● WHAT IS EXPECTED:
Show every line of the records below that contains the word "type".

● DATASET ROWS:
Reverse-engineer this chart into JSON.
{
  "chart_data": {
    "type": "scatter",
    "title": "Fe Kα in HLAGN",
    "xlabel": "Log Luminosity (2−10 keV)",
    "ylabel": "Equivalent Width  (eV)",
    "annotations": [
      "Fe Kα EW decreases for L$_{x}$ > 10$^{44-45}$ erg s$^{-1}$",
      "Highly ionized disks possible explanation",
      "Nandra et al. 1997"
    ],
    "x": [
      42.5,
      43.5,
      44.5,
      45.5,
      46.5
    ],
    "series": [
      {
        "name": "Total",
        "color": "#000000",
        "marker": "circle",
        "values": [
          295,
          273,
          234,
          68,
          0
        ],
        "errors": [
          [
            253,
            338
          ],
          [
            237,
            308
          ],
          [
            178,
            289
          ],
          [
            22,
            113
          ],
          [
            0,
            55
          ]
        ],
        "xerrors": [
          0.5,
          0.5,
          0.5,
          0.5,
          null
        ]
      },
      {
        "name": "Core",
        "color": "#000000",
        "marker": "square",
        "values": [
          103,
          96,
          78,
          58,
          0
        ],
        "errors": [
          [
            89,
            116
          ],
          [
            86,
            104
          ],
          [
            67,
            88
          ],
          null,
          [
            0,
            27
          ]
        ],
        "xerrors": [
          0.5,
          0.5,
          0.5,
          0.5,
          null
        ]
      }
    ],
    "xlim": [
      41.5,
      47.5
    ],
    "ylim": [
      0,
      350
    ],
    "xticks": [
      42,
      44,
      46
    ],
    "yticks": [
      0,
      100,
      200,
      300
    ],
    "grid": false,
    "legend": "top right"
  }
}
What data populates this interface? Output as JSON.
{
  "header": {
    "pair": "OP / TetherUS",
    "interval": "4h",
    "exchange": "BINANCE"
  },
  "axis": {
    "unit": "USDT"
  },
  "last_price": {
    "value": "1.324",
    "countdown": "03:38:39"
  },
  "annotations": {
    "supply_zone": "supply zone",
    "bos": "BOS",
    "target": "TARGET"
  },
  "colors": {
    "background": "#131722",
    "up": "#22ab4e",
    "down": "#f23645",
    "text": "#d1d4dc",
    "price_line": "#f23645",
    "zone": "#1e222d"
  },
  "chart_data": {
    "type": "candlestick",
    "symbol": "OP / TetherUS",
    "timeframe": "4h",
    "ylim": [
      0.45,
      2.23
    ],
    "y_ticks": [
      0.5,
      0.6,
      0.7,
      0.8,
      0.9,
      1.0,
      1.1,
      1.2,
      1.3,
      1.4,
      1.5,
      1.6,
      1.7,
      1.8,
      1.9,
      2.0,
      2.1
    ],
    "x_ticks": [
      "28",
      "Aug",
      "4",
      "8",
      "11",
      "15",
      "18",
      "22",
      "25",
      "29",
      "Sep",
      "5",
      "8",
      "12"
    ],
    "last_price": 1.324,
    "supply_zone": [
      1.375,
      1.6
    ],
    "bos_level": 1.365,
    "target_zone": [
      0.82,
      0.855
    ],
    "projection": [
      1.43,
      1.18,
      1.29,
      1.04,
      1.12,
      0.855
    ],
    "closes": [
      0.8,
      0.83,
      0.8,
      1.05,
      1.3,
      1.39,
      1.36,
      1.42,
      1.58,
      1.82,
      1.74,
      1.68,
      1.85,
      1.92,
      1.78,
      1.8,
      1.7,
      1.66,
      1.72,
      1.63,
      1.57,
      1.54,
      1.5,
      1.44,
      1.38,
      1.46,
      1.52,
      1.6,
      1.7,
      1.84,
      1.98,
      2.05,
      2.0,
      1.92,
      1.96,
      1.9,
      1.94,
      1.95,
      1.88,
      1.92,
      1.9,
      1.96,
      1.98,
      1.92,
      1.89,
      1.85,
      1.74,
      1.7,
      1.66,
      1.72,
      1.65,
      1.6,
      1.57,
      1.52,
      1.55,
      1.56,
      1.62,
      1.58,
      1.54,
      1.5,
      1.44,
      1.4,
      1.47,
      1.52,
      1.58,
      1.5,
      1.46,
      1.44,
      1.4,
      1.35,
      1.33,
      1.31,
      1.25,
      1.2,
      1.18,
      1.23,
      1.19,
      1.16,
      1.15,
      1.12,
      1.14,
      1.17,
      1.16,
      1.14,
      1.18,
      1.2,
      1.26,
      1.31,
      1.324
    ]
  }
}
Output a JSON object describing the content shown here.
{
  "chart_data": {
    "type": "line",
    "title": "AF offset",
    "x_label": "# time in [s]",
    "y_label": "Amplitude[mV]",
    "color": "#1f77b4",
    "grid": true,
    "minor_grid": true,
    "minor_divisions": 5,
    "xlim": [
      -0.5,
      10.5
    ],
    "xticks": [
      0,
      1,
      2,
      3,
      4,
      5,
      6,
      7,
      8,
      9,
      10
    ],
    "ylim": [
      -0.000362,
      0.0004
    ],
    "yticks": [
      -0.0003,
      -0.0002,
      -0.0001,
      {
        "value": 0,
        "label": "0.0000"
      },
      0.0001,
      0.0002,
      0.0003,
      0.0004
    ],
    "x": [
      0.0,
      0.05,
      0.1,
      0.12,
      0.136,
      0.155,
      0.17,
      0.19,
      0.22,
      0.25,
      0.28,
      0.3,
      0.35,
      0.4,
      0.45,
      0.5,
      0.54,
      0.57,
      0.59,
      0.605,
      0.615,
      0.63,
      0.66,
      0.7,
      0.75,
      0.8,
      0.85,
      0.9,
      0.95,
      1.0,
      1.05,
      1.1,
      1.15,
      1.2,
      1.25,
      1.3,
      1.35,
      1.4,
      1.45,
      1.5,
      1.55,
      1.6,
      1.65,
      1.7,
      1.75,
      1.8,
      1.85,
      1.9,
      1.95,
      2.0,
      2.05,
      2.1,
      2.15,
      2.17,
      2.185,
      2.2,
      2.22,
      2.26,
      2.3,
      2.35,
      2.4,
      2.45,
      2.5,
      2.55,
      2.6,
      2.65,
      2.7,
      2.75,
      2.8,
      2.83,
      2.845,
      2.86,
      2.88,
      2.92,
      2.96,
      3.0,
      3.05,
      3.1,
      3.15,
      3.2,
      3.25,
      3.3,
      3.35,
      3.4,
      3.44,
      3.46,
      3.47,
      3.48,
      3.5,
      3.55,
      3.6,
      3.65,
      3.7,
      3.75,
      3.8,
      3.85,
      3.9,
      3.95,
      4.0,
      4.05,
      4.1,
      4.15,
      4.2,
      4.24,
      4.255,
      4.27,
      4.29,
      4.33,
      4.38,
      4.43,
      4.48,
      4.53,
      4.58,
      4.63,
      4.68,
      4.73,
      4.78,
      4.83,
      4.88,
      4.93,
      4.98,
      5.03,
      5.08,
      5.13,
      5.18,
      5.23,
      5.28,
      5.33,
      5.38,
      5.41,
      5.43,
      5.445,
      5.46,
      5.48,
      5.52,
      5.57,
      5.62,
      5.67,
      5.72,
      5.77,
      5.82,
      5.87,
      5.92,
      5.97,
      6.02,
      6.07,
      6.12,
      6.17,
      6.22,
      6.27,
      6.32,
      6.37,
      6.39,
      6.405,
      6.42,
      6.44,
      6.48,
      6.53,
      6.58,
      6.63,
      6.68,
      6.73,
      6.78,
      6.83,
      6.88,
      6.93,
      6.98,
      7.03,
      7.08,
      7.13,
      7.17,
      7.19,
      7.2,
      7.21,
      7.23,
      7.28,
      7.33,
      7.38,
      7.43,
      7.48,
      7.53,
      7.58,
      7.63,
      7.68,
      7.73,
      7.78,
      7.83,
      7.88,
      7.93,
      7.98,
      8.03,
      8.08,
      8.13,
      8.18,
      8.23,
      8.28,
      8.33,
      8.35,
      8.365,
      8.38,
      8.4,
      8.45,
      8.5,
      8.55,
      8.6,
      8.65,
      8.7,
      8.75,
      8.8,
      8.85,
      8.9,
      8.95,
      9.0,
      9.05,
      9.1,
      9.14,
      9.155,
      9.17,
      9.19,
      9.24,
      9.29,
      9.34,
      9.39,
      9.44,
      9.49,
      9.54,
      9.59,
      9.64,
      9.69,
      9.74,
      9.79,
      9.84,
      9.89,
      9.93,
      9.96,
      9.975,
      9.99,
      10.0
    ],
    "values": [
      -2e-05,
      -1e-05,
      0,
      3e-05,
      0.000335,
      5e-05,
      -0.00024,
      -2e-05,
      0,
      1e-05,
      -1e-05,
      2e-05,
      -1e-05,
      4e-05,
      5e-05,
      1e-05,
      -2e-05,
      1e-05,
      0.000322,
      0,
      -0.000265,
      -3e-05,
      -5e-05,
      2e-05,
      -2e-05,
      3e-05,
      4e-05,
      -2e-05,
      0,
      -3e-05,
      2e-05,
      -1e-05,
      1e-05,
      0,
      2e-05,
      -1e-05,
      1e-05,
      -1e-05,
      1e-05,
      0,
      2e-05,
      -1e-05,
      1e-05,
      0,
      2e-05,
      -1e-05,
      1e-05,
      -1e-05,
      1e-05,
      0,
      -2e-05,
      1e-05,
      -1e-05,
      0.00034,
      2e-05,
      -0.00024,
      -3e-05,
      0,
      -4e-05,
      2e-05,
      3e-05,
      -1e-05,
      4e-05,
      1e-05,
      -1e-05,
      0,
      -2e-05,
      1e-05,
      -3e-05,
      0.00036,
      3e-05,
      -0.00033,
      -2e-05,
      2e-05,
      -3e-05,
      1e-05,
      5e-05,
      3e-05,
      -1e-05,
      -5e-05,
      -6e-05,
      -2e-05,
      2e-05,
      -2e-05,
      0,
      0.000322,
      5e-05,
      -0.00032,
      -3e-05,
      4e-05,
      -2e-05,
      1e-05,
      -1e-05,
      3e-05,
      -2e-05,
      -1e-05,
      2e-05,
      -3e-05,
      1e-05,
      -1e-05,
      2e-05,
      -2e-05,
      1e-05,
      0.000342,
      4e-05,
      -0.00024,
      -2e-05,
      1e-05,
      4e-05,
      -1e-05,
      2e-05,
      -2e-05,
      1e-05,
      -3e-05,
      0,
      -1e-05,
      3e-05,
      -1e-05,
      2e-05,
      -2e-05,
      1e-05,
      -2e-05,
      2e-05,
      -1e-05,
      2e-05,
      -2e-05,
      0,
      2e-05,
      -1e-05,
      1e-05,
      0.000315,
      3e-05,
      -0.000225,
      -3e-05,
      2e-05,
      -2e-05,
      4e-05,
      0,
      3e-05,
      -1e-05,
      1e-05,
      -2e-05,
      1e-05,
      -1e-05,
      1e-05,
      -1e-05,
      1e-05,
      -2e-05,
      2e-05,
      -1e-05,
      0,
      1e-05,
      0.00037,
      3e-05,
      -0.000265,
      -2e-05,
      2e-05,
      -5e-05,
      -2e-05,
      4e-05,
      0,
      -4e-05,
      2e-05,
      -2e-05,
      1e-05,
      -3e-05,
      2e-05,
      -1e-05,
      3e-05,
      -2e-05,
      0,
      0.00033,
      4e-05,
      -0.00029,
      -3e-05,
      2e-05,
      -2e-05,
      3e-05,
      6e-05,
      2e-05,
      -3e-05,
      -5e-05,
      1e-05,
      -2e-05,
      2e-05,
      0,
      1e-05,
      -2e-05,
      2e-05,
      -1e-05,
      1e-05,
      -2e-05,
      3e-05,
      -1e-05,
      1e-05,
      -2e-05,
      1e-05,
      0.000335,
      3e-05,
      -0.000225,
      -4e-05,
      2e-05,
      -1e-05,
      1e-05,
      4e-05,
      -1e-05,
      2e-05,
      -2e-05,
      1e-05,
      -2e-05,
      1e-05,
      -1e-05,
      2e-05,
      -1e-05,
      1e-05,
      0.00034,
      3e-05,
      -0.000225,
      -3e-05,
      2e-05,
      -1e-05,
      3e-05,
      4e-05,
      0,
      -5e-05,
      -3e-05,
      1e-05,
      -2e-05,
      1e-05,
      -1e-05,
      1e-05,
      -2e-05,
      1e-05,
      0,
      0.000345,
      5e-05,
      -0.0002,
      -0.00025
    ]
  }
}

● ANSWER:
    "type": "scatter",
    "type": "candlestick",
    "type": "line",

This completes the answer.